• Exercise brief: Extract all lines in the data that contain the word "time".
>> START Supplied data
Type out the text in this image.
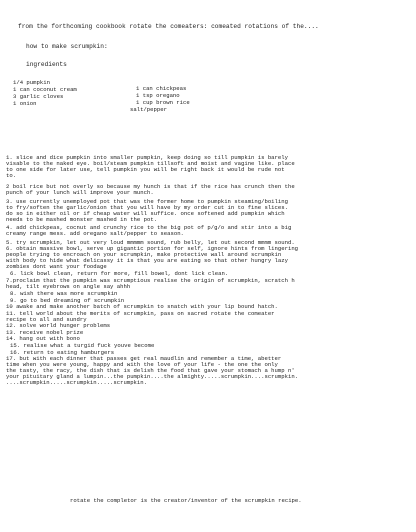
from the forthcoming cookbook rotate the comeaters: comeated rotations of the....
how to make scrumpkin:
ingredients
1/4 pumpkin
1 can coconut cream
3 garlic cloves
1 onion
1 can chickpeas
1 tsp oregano
1 cup brown rice
salt/pepper
1. slice and dice pumpkin into smaller pumpkin, keep doing so till pumpkin is barely
visable to the naked eye. boil/steam pumpkin tillsoft and moist and vagine like. place
to one side for later use, tell pumpkin you will be right back it would be rude not
to.
2 boil rice but not overly so because my hunch is that if the rice has crunch then the
punch of your lunch will improve your munch.
3. use currently unemployed pot that was the former home to pumpkin steaming/boiling
to fry/soften the garlic/onion that you will have by my order cut in to fine slices.
do so in either oil or if cheap water will suffice. once softened add pumpkin which
needs to be mashed monster mashed in the pot.
4. add chickpeas, cocnut and crunchy rice to the big pot of p/g/o and stir into a big
creamy range mess. add oregano salt/pepper to season.
5. try scrumpkin, let out very loud mmmmm sound, rub belly, let out second mmmm sound.
6. obtain massive bowl, serve up gigantic portion for self, ignore hints from lingering
people trying to encroach on your scrumpkin, make protective wall around scrumpkin
with body to hide what delicassy it is that you are eating so that other hungry lazy
zombies dont want your foodage
6. lick bowl clean, return for more, fill bowel, dont lick clean.
7.proclaim that the pumpkin was scrumptious realise the origin of scrumpkin, scratch h
head, tilt eyebrows on angle say ahhh
8. wish there was more scrumpkin
9. go to bed dreaming of scrumpkin
10 awake and make another batch of scrumpkin to snatch with your lip bound hatch.
11. tell world about the merits of scrumpkin, pass on sacred rotate the comeater
recipe to all and sundry
12. solve world hunger problems
13. receive nobel prize
14. hang out with bono
15. realise what a turgid fuck youve become
16. return to eating hamburgers
17. but with each dinner that passes get real maudlin and remember a time, abetter
time when you were young, happy and with the love of your life - the one the only
the tasty, the racy, the dish that is delish the food that gave your stomach a hump n'
your pituitary gland a lumpin...the pumpkin....the almighty.....scrumpkin....scrumpkin.
....scrumpkin.....scrumpkin.....scrumpkin.
rotate the completor is the creator/inventor of the scrumpkin recipe.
>> END Supplied data
• Response to this exercise:
17. but with each dinner that passes get real maudlin and remember a time, abetter
time when you were young, happy and with the love of your life - the one the only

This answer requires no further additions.